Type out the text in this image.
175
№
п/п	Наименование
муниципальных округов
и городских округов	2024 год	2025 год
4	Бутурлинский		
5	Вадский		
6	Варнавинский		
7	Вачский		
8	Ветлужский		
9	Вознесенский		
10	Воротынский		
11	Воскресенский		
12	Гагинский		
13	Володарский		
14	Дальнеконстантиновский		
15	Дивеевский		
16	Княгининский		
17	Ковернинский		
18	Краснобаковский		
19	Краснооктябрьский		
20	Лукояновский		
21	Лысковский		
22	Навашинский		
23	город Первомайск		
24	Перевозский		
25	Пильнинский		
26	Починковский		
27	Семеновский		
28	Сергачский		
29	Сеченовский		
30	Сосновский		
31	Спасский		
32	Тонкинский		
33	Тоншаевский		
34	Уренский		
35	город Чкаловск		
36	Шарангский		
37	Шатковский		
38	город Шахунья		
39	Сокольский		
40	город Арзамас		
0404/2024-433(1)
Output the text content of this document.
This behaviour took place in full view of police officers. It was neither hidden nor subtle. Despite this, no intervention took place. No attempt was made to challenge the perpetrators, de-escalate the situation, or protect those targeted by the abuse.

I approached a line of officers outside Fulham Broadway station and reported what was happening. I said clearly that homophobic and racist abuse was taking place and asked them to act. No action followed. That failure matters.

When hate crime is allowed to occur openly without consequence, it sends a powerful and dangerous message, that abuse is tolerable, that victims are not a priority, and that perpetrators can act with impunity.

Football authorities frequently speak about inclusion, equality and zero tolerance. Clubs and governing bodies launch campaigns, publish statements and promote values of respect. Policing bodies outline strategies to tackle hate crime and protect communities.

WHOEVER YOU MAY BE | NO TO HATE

__TASK__
Only the lines from the one that contains "Output the text content of this document." to the end of the entries above should be given again, exactly and in full.

__WRITTEN RESPONSE__
Output the text content of this document.
This behaviour took place in full view of police officers. It was neither hidden nor subtle. Despite this, no intervention took place. No attempt was made to challenge the perpetrators, de-escalate the situation, or protect those targeted by the abuse.

I approached a line of officers outside Fulham Broadway station and reported what was happening. I said clearly that homophobic and racist abuse was taking place and asked them to act. No action followed. That failure matters.

When hate crime is allowed to occur openly without consequence, it sends a powerful and dangerous message, that abuse is tolerable, that victims are not a priority, and that perpetrators can act with impunity.

Football authorities frequently speak about inclusion, equality and zero tolerance. Clubs and governing bodies launch campaigns, publish statements and promote values of respect. Policing bodies outline strategies to tackle hate crime and protect communities.

WHOEVER YOU MAY BE | NO TO HATE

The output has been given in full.